● Task statement
Transcribe the entries below exactly.

↓

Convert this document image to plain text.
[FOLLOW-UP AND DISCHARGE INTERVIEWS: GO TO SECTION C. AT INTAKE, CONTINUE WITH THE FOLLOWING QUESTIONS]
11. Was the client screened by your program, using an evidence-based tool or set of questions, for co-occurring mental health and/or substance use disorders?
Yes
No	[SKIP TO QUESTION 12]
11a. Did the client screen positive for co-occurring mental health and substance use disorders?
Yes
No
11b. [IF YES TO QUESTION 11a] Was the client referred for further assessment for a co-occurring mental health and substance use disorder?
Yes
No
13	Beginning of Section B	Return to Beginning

↑

● Solution to this task
Convert this document image to plain text.
[FOLLOW-UP AND DISCHARGE INTERVIEWS: GO TO SECTION C. AT INTAKE, CONTINUE WITH THE FOLLOWING QUESTIONS]
11. Was the client screened by your program, using an evidence-based tool or set of questions, for co-occurring mental health and/or substance use disorders?
Yes
No	[SKIP TO QUESTION 12]
11a. Did the client screen positive for co-occurring mental health and substance use disorders?
Yes
No
11b. [IF YES TO QUESTION 11a] Was the client referred for further assessment for a co-occurring mental health and substance use disorder?
Yes
No
13	Beginning of Section B	Return to Beginning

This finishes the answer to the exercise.